WHAT IS NEEDED. Return the records in full, exactly as given.

(Items from a dataset)

————————

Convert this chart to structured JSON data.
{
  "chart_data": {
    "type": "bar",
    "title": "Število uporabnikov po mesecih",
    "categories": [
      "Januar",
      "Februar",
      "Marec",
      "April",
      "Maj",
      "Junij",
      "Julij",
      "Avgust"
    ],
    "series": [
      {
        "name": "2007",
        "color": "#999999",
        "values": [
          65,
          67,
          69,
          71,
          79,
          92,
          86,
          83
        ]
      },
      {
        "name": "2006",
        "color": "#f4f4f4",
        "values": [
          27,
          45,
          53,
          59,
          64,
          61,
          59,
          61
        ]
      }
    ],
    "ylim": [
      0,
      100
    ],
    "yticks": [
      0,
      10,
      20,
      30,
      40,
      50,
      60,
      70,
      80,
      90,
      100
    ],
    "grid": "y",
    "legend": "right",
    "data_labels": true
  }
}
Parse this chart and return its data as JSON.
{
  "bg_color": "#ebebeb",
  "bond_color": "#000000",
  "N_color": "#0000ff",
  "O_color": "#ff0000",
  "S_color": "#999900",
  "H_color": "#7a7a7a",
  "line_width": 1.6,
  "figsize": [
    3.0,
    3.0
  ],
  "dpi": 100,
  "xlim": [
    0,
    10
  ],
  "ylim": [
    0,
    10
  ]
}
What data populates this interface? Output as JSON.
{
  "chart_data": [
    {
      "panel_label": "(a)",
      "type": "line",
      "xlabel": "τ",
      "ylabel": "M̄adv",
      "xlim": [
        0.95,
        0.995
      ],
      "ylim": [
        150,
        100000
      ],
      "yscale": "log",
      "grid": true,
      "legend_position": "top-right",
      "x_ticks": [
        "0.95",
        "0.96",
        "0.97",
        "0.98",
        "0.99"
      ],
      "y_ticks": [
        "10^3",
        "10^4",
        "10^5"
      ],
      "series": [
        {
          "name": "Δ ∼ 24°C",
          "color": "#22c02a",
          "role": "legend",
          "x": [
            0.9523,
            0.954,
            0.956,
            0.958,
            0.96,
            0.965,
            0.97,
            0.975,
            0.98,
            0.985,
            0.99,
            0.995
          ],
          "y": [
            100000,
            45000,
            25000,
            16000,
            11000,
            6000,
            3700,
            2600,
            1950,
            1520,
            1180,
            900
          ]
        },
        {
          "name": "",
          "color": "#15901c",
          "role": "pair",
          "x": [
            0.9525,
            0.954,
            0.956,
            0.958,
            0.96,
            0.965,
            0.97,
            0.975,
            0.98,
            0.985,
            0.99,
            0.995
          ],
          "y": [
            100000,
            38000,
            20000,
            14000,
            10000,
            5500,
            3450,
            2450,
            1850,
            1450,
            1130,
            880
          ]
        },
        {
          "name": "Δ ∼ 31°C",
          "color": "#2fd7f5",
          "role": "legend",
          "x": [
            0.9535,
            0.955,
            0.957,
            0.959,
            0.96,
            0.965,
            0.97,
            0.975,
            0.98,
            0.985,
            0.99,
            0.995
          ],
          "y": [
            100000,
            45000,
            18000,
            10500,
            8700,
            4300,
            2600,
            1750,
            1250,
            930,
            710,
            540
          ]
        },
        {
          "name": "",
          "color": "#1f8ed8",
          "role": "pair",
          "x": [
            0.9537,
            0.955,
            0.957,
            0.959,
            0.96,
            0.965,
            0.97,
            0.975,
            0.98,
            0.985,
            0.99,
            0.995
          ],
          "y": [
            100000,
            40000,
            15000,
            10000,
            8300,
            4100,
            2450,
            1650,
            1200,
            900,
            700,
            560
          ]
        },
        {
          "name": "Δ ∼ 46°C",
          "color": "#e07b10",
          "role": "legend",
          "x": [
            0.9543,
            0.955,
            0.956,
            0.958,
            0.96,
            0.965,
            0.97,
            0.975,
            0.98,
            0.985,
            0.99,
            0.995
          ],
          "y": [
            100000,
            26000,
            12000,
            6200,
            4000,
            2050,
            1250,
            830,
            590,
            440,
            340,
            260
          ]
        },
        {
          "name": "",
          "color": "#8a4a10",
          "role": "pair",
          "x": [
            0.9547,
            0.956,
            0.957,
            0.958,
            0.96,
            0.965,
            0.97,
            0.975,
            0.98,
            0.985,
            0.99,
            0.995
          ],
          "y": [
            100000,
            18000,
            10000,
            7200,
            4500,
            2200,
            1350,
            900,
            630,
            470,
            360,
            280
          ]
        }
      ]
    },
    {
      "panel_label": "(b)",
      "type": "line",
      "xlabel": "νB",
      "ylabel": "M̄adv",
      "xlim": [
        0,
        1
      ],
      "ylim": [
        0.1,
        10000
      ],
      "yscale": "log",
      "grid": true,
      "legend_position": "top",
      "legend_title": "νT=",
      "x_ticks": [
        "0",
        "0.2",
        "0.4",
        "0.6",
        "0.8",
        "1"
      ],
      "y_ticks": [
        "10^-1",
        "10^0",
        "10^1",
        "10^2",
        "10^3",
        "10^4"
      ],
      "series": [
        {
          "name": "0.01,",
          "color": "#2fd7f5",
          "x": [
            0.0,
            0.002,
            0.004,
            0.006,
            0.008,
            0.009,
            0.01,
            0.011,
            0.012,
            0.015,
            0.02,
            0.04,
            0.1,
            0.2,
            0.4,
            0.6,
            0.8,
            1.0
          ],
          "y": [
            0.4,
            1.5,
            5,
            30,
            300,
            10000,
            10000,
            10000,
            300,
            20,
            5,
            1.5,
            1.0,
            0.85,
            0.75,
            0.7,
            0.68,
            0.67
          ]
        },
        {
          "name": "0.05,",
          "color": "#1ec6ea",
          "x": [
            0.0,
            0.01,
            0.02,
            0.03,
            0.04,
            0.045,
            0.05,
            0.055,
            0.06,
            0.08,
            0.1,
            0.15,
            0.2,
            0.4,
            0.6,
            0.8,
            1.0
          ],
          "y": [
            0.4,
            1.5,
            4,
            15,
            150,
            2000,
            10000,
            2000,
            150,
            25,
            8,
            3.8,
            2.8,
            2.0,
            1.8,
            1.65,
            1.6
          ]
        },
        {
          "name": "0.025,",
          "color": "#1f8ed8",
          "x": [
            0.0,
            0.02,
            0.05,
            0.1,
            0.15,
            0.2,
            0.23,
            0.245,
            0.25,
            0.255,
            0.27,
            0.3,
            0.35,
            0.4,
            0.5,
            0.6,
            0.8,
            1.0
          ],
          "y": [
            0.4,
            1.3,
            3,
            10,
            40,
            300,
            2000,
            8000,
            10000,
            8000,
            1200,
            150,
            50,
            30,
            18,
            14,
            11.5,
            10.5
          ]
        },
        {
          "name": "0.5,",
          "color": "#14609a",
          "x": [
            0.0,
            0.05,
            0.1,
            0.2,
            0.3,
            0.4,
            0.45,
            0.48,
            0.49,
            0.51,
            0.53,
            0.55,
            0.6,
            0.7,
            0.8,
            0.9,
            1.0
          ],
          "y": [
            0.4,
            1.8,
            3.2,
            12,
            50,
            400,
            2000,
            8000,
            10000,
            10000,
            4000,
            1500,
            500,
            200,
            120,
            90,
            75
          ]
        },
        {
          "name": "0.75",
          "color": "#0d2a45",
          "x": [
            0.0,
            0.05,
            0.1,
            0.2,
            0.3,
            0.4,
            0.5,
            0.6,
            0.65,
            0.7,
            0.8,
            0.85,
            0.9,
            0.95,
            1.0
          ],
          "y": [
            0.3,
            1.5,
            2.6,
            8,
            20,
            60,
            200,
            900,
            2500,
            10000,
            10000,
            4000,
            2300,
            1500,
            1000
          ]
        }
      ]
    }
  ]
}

————————

EXPECTED ANSWER.
Convert this chart to structured JSON data.
{
  "chart_data": {
    "type": "bar",
    "title": "Število uporabnikov po mesecih",
    "categories": [
      "Januar",
      "Februar",
      "Marec",
      "April",
      "Maj",
      "Junij",
      "Julij",
      "Avgust"
    ],
    "series": [
      {
        "name": "2007",
        "color": "#999999",
        "values": [
          65,
          67,
          69,
          71,
          79,
          92,
          86,
          83
        ]
      },
      {
        "name": "2006",
        "color": "#f4f4f4",
        "values": [
          27,
          45,
          53,
          59,
          64,
          61,
          59,
          61
        ]
      }
    ],
    "ylim": [
      0,
      100
    ],
    "yticks": [
      0,
      10,
      20,
      30,
      40,
      50,
      60,
      70,
      80,
      90,
      100
    ],
    "grid": "y",
    "legend": "right",
    "data_labels": true
  }
}
Parse this chart and return its data as JSON.
{
  "bg_color": "#ebebeb",
  "bond_color": "#000000",
  "N_color": "#0000ff",
  "O_color": "#ff0000",
  "S_color": "#999900",
  "H_color": "#7a7a7a",
  "line_width": 1.6,
  "figsize": [
    3.0,
    3.0
  ],
  "dpi": 100,
  "xlim": [
    0,
    10
  ],
  "ylim": [
    0,
    10
  ]
}
What data populates this interface? Output as JSON.
{
  "chart_data": [
    {
      "panel_label": "(a)",
      "type": "line",
      "xlabel": "τ",
      "ylabel": "M̄adv",
      "xlim": [
        0.95,
        0.995
      ],
      "ylim": [
        150,
        100000
      ],
      "yscale": "log",
      "grid": true,
      "legend_position": "top-right",
      "x_ticks": [
        "0.95",
        "0.96",
        "0.97",
        "0.98",
        "0.99"
      ],
      "y_ticks": [
        "10^3",
        "10^4",
        "10^5"
      ],
      "series": [
        {
          "name": "Δ ∼ 24°C",
          "color": "#22c02a",
          "role": "legend",
          "x": [
            0.9523,
            0.954,
            0.956,
            0.958,
            0.96,
            0.965,
            0.97,
            0.975,
            0.98,
            0.985,
            0.99,
            0.995
          ],
          "y": [
            100000,
            45000,
            25000,
            16000,
            11000,
            6000,
            3700,
            2600,
            1950,
            1520,
            1180,
            900
          ]
        },
        {
          "name": "",
          "color": "#15901c",
          "role": "pair",
          "x": [
            0.9525,
            0.954,
            0.956,
            0.958,
            0.96,
            0.965,
            0.97,
            0.975,
            0.98,
            0.985,
            0.99,
            0.995
          ],
          "y": [
            100000,
            38000,
            20000,
            14000,
            10000,
            5500,
            3450,
            2450,
            1850,
            1450,
            1130,
            880
          ]
        },
        {
          "name": "Δ ∼ 31°C",
          "color": "#2fd7f5",
          "role": "legend",
          "x": [
            0.9535,
            0.955,
            0.957,
            0.959,
            0.96,
            0.965,
            0.97,
            0.975,
            0.98,
            0.985,
            0.99,
            0.995
          ],
          "y": [
            100000,
            45000,
            18000,
            10500,
            8700,
            4300,
            2600,
            1750,
            1250,
            930,
            710,
            540
          ]
        },
        {
          "name": "",
          "color": "#1f8ed8",
          "role": "pair",
          "x": [
            0.9537,
            0.955,
            0.957,
            0.959,
            0.96,
            0.965,
            0.97,
            0.975,
            0.98,
            0.985,
            0.99,
            0.995
          ],
          "y": [
            100000,
            40000,
            15000,
            10000,
            8300,
            4100,
            2450,
            1650,
            1200,
            900,
            700,
            560
          ]
        },
        {
          "name": "Δ ∼ 46°C",
          "color": "#e07b10",
          "role": "legend",
          "x": [
            0.9543,
            0.955,
            0.956,
            0.958,
            0.96,
            0.965,
            0.97,
            0.975,
            0.98,
            0.985,
            0.99,
            0.995
          ],
          "y": [
            100000,
            26000,
            12000,
            6200,
            4000,
            2050,
            1250,
            830,
            590,
            440,
            340,
            260
          ]
        },
        {
          "name": "",
          "color": "#8a4a10",
          "role": "pair",
          "x": [
            0.9547,
            0.956,
            0.957,
            0.958,
            0.96,
            0.965,
            0.97,
            0.975,
            0.98,
            0.985,
            0.99,
            0.995
          ],
          "y": [
            100000,
            18000,
            10000,
            7200,
            4500,
            2200,
            1350,
            900,
            630,
            470,
            360,
            280
          ]
        }
      ]
    },
    {
      "panel_label": "(b)",
      "type": "line",
      "xlabel": "νB",
      "ylabel": "M̄adv",
      "xlim": [
        0,
        1
      ],
      "ylim": [
        0.1,
        10000
      ],
      "yscale": "log",
      "grid": true,
      "legend_position": "top",
      "legend_title": "νT=",
      "x_ticks": [
        "0",
        "0.2",
        "0.4",
        "0.6",
        "0.8",
        "1"
      ],
      "y_ticks": [
        "10^-1",
        "10^0",
        "10^1",
        "10^2",
        "10^3",
        "10^4"
      ],
      "series": [
        {
          "name": "0.01,",
          "color": "#2fd7f5",
          "x": [
            0.0,
            0.002,
            0.004,
            0.006,
            0.008,
            0.009,
            0.01,
            0.011,
            0.012,
            0.015,
            0.02,
            0.04,
            0.1,
            0.2,
            0.4,
            0.6,
            0.8,
            1.0
          ],
          "y": [
            0.4,
            1.5,
            5,
            30,
            300,
            10000,
            10000,
            10000,
            300,
            20,
            5,
            1.5,
            1.0,
            0.85,
            0.75,
            0.7,
            0.68,
            0.67
          ]
        },
        {
          "name": "0.05,",
          "color": "#1ec6ea",
          "x": [
            0.0,
            0.01,
            0.02,
            0.03,
            0.04,
            0.045,
            0.05,
            0.055,
            0.06,
            0.08,
            0.1,
            0.15,
            0.2,
            0.4,
            0.6,
            0.8,
            1.0
          ],
          "y": [
            0.4,
            1.5,
            4,
            15,
            150,
            2000,
            10000,
            2000,
            150,
            25,
            8,
            3.8,
            2.8,
            2.0,
            1.8,
            1.65,
            1.6
          ]
        },
        {
          "name": "0.025,",
          "color": "#1f8ed8",
          "x": [
            0.0,
            0.02,
            0.05,
            0.1,
            0.15,
            0.2,
            0.23,
            0.245,
            0.25,
            0.255,
            0.27,
            0.3,
            0.35,
            0.4,
            0.5,
            0.6,
            0.8,
            1.0
          ],
          "y": [
            0.4,
            1.3,
            3,
            10,
            40,
            300,
            2000,
            8000,
            10000,
            8000,
            1200,
            150,
            50,
            30,
            18,
            14,
            11.5,
            10.5
          ]
        },
        {
          "name": "0.5,",
          "color": "#14609a",
          "x": [
            0.0,
            0.05,
            0.1,
            0.2,
            0.3,
            0.4,
            0.45,
            0.48,
            0.49,
            0.51,
            0.53,
            0.55,
            0.6,
            0.7,
            0.8,
            0.9,
            1.0
          ],
          "y": [
            0.4,
            1.8,
            3.2,
            12,
            50,
            400,
            2000,
            8000,
            10000,
            10000,
            4000,
            1500,
            500,
            200,
            120,
            90,
            75
          ]
        },
        {
          "name": "0.75",
          "color": "#0d2a45",
          "x": [
            0.0,
            0.05,
            0.1,
            0.2,
            0.3,
            0.4,
            0.5,
            0.6,
            0.65,
            0.7,
            0.8,
            0.85,
            0.9,
            0.95,
            1.0
          ],
          "y": [
            0.3,
            1.5,
            2.6,
            8,
            20,
            60,
            200,
            900,
            2500,
            10000,
            10000,
            4000,
            2300,
            1500,
            1000
          ]
        }
      ]
    }
  ]
}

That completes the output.